▶ _CHALLENGE A_
Repeat the rows starting at the first row and ending at the row containing "47, 300, 241]", with "scatter-point" replaced by "data-point" and nothing else changed.

----- SOURCE

United States Court of Appeals, Second Circuit

May 30, 2017

United States of America, Appellee,
v.
Frances M. Libous, Executrix of the Estate of Thomas W. Libous, Defendant-Appellant, Thomas W. Libous, Defendant.

          Submitted: November 22, 2016

         In 2015, a federal jury convicted former New York State Senator Thomas W. Libous of making false statements to the FBI in violation of 18 U.S.C. § 1001. Libous died while his appeal before this Court was pending. Pursuant to the doctrine of abatement ab initio, Frances M. Libous, executrix of the estate of Thomas W. Libous, moves to withdraw the appeal, to vacate the underlying judgment of conviction, and for remand to the district court for dismissal of the indictment and return of the fine and special assessment paid by Libous in satisfaction of his criminal sentence. The government consents to the abatement of Libous's conviction but opposes the return of the fine and special assessment. Because the government has no right to retain fines imposed pursuant to a conviction that is subsequently vacated, we GRANT the motion in its entirety.

----------
----- SUPPLIED RECORDS

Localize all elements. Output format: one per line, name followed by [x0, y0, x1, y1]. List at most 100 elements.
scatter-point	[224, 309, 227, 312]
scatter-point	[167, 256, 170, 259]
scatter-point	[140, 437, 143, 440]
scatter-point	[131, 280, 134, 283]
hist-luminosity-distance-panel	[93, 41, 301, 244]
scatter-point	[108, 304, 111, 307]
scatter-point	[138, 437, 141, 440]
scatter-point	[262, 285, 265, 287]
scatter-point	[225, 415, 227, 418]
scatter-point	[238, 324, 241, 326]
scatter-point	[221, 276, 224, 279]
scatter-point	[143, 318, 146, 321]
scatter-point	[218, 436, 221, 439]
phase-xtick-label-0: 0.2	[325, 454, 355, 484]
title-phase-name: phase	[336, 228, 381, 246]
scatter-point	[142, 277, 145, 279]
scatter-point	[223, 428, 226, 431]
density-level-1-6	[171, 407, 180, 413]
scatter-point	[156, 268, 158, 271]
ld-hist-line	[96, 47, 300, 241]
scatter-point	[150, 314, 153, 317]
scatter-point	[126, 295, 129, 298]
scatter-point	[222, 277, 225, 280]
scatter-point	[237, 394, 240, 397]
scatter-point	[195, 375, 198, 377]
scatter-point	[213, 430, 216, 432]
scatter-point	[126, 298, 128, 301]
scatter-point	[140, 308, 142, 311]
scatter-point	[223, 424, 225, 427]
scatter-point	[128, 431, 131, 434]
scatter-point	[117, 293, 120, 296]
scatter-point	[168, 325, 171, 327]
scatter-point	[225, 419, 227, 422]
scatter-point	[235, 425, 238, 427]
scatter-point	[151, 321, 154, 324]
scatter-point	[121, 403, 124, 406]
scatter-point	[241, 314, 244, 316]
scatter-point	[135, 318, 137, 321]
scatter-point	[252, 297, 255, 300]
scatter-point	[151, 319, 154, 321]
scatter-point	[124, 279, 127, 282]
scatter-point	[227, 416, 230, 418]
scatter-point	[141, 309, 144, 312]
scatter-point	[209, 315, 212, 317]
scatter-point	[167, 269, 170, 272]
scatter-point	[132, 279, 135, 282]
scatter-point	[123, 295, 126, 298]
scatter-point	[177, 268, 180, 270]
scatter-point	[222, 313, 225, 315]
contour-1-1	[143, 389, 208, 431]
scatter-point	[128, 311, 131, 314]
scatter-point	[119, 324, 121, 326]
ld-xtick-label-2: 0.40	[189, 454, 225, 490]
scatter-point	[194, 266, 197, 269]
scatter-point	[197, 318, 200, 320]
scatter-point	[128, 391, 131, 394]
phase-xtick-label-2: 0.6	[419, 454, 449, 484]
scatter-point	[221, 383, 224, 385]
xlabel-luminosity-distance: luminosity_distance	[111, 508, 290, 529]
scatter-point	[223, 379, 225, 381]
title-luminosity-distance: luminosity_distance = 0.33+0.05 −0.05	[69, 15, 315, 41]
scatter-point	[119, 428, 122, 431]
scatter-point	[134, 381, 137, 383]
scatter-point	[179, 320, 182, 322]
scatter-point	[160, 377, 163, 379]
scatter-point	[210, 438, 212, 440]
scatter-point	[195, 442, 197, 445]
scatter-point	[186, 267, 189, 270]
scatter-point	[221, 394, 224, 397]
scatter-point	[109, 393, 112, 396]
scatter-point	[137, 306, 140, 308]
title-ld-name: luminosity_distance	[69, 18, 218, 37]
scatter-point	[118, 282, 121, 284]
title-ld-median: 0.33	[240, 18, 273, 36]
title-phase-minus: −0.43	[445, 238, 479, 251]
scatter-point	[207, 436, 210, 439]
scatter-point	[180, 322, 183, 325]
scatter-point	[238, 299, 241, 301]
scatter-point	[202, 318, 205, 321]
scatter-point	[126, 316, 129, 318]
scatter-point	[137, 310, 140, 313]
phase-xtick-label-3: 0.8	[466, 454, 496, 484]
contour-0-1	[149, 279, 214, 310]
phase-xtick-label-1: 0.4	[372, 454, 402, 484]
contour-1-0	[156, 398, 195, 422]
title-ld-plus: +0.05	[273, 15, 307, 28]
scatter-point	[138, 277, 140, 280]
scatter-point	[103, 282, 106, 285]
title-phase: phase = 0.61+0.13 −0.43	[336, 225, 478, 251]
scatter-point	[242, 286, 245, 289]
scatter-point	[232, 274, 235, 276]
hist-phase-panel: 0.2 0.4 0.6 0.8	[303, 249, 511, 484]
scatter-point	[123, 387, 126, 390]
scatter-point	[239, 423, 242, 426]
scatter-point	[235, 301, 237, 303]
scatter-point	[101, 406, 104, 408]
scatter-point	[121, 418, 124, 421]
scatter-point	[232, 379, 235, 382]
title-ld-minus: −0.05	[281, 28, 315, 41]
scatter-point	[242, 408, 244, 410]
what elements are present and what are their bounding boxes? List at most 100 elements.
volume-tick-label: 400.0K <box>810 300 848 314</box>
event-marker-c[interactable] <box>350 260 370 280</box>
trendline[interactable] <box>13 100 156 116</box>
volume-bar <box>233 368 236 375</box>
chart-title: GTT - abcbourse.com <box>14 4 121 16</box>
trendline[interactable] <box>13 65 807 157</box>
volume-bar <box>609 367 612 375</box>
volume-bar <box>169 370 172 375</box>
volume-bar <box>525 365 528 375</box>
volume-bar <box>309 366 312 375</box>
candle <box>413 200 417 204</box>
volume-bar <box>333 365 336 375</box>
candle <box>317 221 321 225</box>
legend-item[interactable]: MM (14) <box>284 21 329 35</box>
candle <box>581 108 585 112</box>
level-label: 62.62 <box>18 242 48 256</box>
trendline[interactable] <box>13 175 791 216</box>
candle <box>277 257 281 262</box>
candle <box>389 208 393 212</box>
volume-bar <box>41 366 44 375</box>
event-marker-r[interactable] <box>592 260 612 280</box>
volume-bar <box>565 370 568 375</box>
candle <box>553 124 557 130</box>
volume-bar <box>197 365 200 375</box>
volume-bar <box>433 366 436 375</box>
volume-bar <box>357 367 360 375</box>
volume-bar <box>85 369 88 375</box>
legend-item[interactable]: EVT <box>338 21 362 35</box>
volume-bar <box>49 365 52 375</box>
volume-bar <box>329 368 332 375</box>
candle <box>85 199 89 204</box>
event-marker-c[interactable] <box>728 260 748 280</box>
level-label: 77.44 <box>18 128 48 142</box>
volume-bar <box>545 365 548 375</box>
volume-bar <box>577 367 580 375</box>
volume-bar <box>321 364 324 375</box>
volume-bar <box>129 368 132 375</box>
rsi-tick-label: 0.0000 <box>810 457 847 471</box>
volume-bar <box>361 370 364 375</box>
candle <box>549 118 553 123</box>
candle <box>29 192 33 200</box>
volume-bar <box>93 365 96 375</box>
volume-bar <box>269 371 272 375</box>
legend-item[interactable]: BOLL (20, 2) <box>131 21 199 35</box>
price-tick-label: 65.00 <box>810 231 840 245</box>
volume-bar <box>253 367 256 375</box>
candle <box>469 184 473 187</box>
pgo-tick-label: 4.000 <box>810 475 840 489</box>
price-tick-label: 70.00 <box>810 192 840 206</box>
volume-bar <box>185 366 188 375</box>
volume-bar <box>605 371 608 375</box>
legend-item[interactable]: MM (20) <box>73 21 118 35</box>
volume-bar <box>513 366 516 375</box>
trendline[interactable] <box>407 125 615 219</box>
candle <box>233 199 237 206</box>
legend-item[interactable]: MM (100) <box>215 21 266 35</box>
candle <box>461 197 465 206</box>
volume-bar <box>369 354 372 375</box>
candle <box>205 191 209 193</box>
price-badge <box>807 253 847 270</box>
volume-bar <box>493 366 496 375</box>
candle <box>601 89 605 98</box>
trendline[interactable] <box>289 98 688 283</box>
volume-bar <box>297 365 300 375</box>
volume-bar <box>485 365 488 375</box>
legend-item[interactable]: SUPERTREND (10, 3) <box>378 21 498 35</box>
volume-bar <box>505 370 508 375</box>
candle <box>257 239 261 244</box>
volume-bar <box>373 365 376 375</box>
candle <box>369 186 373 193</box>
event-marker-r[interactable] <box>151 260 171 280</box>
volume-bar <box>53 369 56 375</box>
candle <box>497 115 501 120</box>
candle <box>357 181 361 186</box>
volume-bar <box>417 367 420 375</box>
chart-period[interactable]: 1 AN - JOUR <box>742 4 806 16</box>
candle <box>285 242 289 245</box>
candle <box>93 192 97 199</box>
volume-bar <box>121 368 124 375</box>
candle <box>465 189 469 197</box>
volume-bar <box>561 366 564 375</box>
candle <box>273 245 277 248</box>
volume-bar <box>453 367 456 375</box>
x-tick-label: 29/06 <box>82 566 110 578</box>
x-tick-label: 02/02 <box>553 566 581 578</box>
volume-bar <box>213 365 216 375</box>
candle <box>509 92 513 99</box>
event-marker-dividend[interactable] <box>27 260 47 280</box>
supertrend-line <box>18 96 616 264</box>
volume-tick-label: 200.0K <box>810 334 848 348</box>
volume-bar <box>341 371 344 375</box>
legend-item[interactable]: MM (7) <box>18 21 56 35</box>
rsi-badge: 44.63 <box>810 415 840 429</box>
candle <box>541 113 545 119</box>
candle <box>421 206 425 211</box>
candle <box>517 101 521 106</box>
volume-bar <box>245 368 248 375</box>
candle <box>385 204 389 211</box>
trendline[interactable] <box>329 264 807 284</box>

----------

▶ _CHALLENGE B_
Answer these questions about the Second Circuit opinion in the Libous appeal:
(i) On what date was the matter submitted?
(ii) Which statute was Thomas W. Libous convicted of violating?
(iii) What part of the motion does the government oppose?

▶ _TASK ANSWER A_
Localize all elements. Output format: one per line, name followed by [x0, y0, x1, y1]. List at most 100 elements.
data-point	[224, 309, 227, 312]
data-point	[167, 256, 170, 259]
data-point	[140, 437, 143, 440]
data-point	[131, 280, 134, 283]
hist-luminosity-distance-panel	[93, 41, 301, 244]
data-point	[108, 304, 111, 307]
data-point	[138, 437, 141, 440]
data-point	[262, 285, 265, 287]
data-point	[225, 415, 227, 418]
data-point	[238, 324, 241, 326]
data-point	[221, 276, 224, 279]
data-point	[143, 318, 146, 321]
data-point	[218, 436, 221, 439]
phase-xtick-label-0: 0.2	[325, 454, 355, 484]
title-phase-name: phase	[336, 228, 381, 246]
data-point	[142, 277, 145, 279]
data-point	[223, 428, 226, 431]
density-level-1-6	[171, 407, 180, 413]
data-point	[156, 268, 158, 271]
ld-hist-line	[96, 47, 300, 241]

▶ _TASK ANSWER B_
(i) November 22, 2016.
(ii) 18 U.S.C. § 1001.
(iii) The return of the fine and special assessment.